Selected excerpt
↓↓↓

1. A composition for preventing malaria infection comprising a protease inhibitor.

2. The composition according to claim 1, wherein said protease inhibitor is a cysteine protease inhibitor.

3. The composition according to claim 1, wherein said protease inhibitor is selected from the group consisting of peptide epoxides, L-trans-epoxysuccinyl-leucylamide-[4-guanido]-butane (E-64), PMSF, leupeptin, fluoromethyl ketones, acyloxymethyl ketones, chloromethyl ketones, peptide diazomethanes, allicin, and combinations thereof.

4. A pharmaceutical composition for preventing malaria infection comprising a protease inhibitor and a pharmaceutical carrier.

5. The pharmaceutical composition according to claim 4, wherein said protease inhibitor is a cysteine protease inhibitor.

6. The pharmaceutical composition according to claim 4, wherein said protease inhibitor is selected from the group consisting of peptide epoxides, L-trans-epoxysuccinyl-leucylamide-[4-guanido]-butane (E-64), PMSF, leupeptin, fluoromethyl ketones, acyloxymethyl ketones, chloromethyl ketones, peptide diazomethanes, allicin, and combinations thereof.

7. A method of malaria infection prophylaxis comprising the step of administering an effective amount of the composition according to claim 1.

8. A method of malaria prophylaxis comprising the step of inhibiting circumsporozoite protein processing.

9. The method according to claim 8, wherein said inhibiting step includes inhibiting cleavage of a circumsporozoite protein by a cysteine protease.

10. A method of malaria prophylaxis comprising the step of inhibiting a protease of a sporozoite.

↑↑↑

Required actions
1. Write out the part of the malaria patent claims that begins at the words "8. A method" and stops after "a cysteine protease.".
2. Continue the malaria patent claims from the last claim shown.

Data for review
↓↓↓

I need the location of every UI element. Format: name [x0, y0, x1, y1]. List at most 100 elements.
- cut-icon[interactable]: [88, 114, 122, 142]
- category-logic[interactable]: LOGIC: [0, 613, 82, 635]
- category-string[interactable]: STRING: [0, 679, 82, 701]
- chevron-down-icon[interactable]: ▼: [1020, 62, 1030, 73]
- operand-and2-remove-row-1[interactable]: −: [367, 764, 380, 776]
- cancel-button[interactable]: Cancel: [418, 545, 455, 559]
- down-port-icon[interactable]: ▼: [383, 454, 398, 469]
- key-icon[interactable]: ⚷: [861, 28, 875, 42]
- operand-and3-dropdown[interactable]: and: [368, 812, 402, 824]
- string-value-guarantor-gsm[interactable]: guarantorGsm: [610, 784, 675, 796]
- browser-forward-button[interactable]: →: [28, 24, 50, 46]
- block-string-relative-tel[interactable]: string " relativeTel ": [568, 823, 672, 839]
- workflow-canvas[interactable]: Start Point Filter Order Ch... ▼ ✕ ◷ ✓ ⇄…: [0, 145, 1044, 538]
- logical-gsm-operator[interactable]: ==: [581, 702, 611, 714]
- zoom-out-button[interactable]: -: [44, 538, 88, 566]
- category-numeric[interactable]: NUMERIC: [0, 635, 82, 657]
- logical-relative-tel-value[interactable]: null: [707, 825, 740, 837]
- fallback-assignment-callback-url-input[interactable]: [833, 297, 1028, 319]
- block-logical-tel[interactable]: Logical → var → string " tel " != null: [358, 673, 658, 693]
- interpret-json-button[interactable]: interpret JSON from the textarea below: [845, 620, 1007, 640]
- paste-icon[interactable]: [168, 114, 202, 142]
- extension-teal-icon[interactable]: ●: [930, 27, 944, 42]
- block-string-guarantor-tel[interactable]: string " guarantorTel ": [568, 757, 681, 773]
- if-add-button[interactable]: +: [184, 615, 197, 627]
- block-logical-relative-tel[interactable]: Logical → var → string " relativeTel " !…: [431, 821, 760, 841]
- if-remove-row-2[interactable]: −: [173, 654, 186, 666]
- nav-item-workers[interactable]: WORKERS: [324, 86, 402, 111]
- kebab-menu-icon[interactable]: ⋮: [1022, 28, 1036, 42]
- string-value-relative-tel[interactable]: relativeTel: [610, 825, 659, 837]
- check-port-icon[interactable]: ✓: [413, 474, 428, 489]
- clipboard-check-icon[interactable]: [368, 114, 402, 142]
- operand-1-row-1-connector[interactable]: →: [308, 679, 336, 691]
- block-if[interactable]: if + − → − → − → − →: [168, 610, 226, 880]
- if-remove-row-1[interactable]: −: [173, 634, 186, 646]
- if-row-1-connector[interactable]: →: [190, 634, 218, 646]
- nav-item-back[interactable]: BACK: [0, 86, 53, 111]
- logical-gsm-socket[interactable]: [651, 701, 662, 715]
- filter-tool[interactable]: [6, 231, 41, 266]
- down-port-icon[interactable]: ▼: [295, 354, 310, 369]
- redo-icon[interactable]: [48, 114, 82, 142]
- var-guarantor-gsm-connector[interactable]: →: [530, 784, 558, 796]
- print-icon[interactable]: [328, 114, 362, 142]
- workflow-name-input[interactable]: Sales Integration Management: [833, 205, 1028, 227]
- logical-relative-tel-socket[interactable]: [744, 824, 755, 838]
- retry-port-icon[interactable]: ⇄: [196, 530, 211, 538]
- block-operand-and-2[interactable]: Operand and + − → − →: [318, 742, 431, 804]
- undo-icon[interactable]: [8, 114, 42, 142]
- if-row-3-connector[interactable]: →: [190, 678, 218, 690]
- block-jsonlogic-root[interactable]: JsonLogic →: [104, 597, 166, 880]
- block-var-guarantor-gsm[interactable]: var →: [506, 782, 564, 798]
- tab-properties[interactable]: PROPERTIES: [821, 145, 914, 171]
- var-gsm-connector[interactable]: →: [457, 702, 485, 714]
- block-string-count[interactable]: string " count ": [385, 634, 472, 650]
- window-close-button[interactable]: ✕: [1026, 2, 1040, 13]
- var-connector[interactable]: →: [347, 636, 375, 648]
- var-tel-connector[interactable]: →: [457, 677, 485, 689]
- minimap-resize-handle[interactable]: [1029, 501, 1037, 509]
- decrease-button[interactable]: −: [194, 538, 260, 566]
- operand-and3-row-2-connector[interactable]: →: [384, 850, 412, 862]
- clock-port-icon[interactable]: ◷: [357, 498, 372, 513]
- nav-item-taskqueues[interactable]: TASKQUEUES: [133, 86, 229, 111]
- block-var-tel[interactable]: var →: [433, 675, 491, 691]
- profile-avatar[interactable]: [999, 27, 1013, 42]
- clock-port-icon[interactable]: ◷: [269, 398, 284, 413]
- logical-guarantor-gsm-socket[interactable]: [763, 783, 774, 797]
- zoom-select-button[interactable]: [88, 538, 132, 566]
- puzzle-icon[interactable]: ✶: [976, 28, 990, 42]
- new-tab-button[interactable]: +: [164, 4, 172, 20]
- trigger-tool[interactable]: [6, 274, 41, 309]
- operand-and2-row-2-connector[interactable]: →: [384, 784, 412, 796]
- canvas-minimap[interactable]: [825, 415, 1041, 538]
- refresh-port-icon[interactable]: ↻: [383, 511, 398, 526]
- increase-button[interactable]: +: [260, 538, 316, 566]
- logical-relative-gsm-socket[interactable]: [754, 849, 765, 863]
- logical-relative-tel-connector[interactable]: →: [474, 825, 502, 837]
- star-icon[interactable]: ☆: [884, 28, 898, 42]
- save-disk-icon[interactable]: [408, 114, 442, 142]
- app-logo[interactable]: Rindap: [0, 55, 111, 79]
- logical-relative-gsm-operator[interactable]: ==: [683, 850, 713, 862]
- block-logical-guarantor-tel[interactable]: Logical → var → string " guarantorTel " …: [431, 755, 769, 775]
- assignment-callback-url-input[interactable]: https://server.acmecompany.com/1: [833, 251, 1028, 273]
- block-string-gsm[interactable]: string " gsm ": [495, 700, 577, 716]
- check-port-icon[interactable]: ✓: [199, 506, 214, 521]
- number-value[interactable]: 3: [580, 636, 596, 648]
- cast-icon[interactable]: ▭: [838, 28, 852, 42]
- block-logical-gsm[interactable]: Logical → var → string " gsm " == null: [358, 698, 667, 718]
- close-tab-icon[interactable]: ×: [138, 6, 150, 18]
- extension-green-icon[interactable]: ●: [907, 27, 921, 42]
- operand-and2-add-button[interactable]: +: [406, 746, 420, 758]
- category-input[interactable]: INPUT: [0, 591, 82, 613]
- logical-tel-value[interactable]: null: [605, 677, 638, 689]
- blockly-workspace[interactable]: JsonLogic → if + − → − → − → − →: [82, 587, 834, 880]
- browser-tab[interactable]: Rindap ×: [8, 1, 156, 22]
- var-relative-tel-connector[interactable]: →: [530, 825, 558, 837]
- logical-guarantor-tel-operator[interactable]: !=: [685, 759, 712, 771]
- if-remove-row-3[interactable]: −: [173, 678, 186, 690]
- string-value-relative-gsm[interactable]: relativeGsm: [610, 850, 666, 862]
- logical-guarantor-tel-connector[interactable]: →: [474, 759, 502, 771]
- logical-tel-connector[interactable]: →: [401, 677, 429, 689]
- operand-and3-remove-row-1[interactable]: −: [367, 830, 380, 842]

↑↑↑

Results for the exercise
1.
8. A method of malaria prophylaxis comprising the step of inhibiting circumsporozoite protein processing.

9. The method according to claim 8, wherein said inhibiting step includes inhibiting cleavage of a circumsporozoite protein by a cysteine protease.

2.
11. The method according to claim 10, including the step of inhibiting a cysteine protease of the sporozoite.

12. A composition for preventing malaria infection comprising allicin.

13. A pharmaceutical composition for preventing malaria infection comprising allicin and a pharmaceutical carrier.

14. A method of preventing sporozoite cell invasion comprising the step of administering an effective amount of the composition according to claim 1.

15. A method of preventing circumsporozoite processing comprising the step of administering an effective amount of the composition according to claim 1.

16. A method of preventing malaria infection comprising the step of preventing sporozoite cell invasion of a host cell.

17. The method according to claim 16, wherein said preventing step includes inhibiting circumsporozoite protein processing.

18. The method according to claim 17, wherein said inhibiting step includes inhibiting cleavage of the sporozoite's circumsporozoite protein by a cysteine protease.